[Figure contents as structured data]
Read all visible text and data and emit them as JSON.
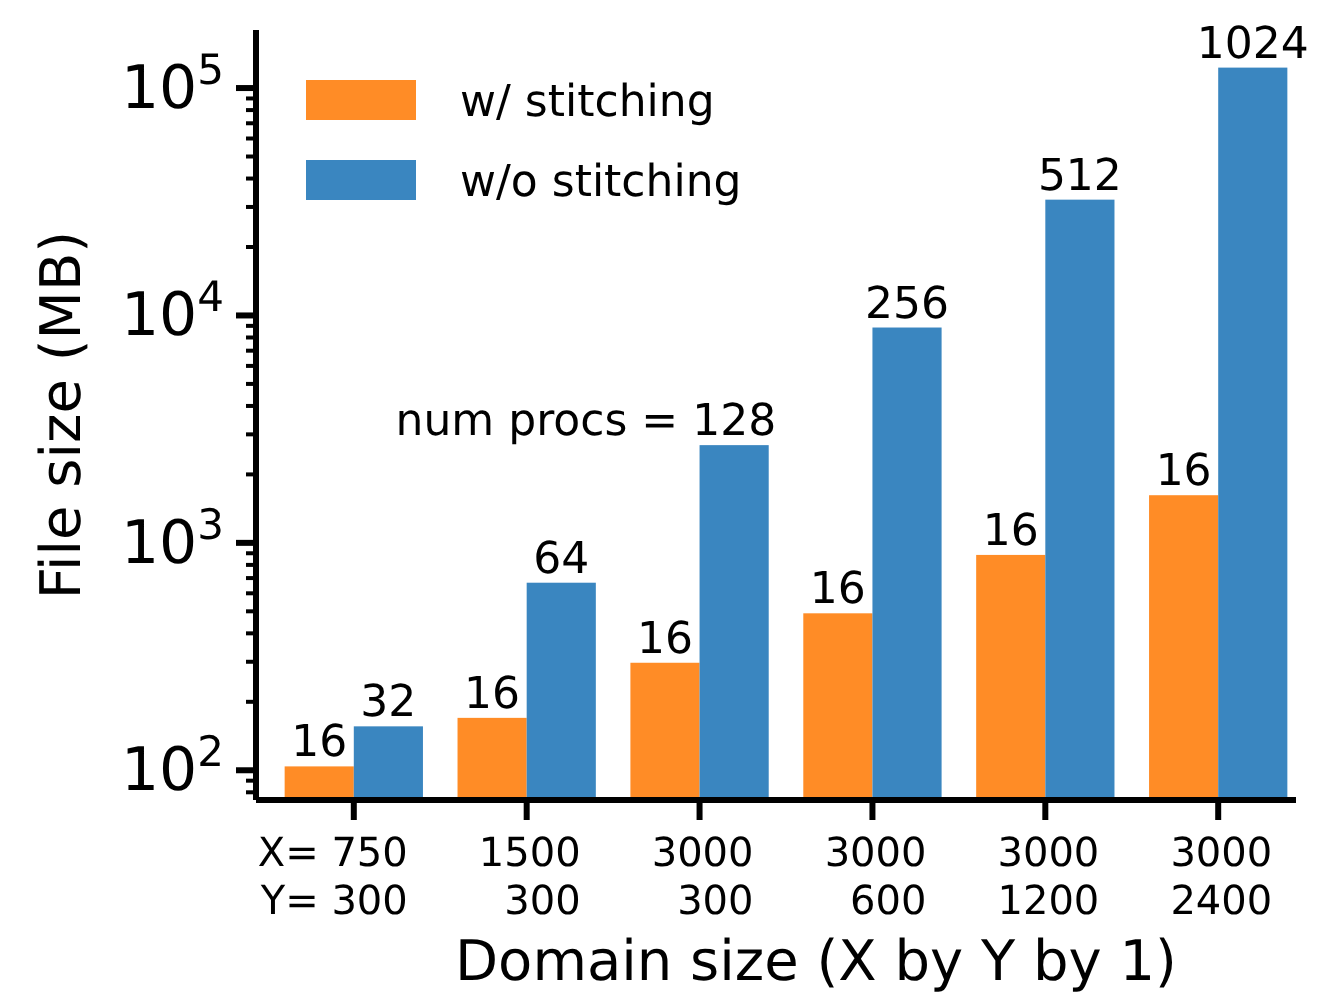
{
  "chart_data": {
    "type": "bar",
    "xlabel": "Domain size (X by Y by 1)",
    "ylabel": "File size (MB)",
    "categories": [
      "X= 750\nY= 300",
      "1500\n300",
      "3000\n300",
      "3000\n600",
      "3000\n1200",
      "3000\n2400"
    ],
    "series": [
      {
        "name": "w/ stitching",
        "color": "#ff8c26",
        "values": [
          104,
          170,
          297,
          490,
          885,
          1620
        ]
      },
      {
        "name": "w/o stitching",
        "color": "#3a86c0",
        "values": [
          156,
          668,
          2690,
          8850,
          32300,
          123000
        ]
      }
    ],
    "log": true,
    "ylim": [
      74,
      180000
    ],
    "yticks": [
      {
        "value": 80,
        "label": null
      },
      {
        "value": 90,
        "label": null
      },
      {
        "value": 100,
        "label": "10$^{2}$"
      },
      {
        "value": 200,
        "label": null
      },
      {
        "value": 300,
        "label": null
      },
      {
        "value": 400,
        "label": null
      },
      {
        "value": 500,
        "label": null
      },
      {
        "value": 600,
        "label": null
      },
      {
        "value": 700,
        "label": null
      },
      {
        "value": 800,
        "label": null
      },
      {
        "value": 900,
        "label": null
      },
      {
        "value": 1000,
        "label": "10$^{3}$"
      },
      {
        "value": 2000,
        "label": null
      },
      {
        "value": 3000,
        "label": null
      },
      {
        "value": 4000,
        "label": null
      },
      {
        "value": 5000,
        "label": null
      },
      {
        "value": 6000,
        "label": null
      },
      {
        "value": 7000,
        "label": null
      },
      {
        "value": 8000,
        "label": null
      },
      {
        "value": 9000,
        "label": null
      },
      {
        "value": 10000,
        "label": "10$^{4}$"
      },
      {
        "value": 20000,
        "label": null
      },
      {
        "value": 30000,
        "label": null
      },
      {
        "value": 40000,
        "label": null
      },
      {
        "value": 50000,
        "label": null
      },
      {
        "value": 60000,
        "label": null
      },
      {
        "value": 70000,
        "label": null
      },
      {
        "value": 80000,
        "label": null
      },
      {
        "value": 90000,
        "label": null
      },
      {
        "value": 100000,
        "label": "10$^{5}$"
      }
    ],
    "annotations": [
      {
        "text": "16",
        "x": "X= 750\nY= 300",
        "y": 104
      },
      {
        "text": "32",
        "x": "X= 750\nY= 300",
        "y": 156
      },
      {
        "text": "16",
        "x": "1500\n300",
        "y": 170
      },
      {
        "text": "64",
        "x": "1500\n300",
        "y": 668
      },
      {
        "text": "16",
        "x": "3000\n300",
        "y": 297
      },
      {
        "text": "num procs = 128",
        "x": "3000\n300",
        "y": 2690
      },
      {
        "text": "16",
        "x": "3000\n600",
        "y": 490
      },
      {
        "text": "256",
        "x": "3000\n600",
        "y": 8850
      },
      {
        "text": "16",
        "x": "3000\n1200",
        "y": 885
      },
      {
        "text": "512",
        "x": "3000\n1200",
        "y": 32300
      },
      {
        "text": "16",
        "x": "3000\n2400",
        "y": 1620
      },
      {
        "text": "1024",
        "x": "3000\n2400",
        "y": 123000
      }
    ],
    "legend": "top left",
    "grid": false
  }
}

* _WHAT THE EXERCISE ASKS_: Every record gets retyped exactly; no picture goes into the copy.

* _FINISHED EXERCISE_:
Read all visible text and data and emit them as JSON.
{
  "chart_data": {
    "type": "bar",
    "xlabel": "Domain size (X by Y by 1)",
    "ylabel": "File size (MB)",
    "categories": [
      "X= 750\nY= 300",
      "1500\n300",
      "3000\n300",
      "3000\n600",
      "3000\n1200",
      "3000\n2400"
    ],
    "series": [
      {
        "name": "w/ stitching",
        "color": "#ff8c26",
        "values": [
          104,
          170,
          297,
          490,
          885,
          1620
        ]
      },
      {
        "name": "w/o stitching",
        "color": "#3a86c0",
        "values": [
          156,
          668,
          2690,
          8850,
          32300,
          123000
        ]
      }
    ],
    "log": true,
    "ylim": [
      74,
      180000
    ],
    "yticks": [
      {
        "value": 80,
        "label": null
      },
      {
        "value": 90,
        "label": null
      },
      {
        "value": 100,
        "label": "10$^{2}$"
      },
      {
        "value": 200,
        "label": null
      },
      {
        "value": 300,
        "label": null
      },
      {
        "value": 400,
        "label": null
      },
      {
        "value": 500,
        "label": null
      },
      {
        "value": 600,
        "label": null
      },
      {
        "value": 700,
        "label": null
      },
      {
        "value": 800,
        "label": null
      },
      {
        "value": 900,
        "label": null
      },
      {
        "value": 1000,
        "label": "10$^{3}$"
      },
      {
        "value": 2000,
        "label": null
      },
      {
        "value": 3000,
        "label": null
      },
      {
        "value": 4000,
        "label": null
      },
      {
        "value": 5000,
        "label": null
      },
      {
        "value": 6000,
        "label": null
      },
      {
        "value": 7000,
        "label": null
      },
      {
        "value": 8000,
        "label": null
      },
      {
        "value": 9000,
        "label": null
      },
      {
        "value": 10000,
        "label": "10$^{4}$"
      },
      {
        "value": 20000,
        "label": null
      },
      {
        "value": 30000,
        "label": null
      },
      {
        "value": 40000,
        "label": null
      },
      {
        "value": 50000,
        "label": null
      },
      {
        "value": 60000,
        "label": null
      },
      {
        "value": 70000,
        "label": null
      },
      {
        "value": 80000,
        "label": null
      },
      {
        "value": 90000,
        "label": null
      },
      {
        "value": 100000,
        "label": "10$^{5}$"
      }
    ],
    "annotations": [
      {
        "text": "16",
        "x": "X= 750\nY= 300",
        "y": 104
      },
      {
        "text": "32",
        "x": "X= 750\nY= 300",
        "y": 156
      },
      {
        "text": "16",
        "x": "1500\n300",
        "y": 170
      },
      {
        "text": "64",
        "x": "1500\n300",
        "y": 668
      },
      {
        "text": "16",
        "x": "3000\n300",
        "y": 297
      },
      {
        "text": "num procs = 128",
        "x": "3000\n300",
        "y": 2690
      },
      {
        "text": "16",
        "x": "3000\n600",
        "y": 490
      },
      {
        "text": "256",
        "x": "3000\n600",
        "y": 8850
      },
      {
        "text": "16",
        "x": "3000\n1200",
        "y": 885
      },
      {
        "text": "512",
        "x": "3000\n1200",
        "y": 32300
      },
      {
        "text": "16",
        "x": "3000\n2400",
        "y": 1620
      },
      {
        "text": "1024",
        "x": "3000\n2400",
        "y": 123000
      }
    ],
    "legend": "top left",
    "grid": false
  }
}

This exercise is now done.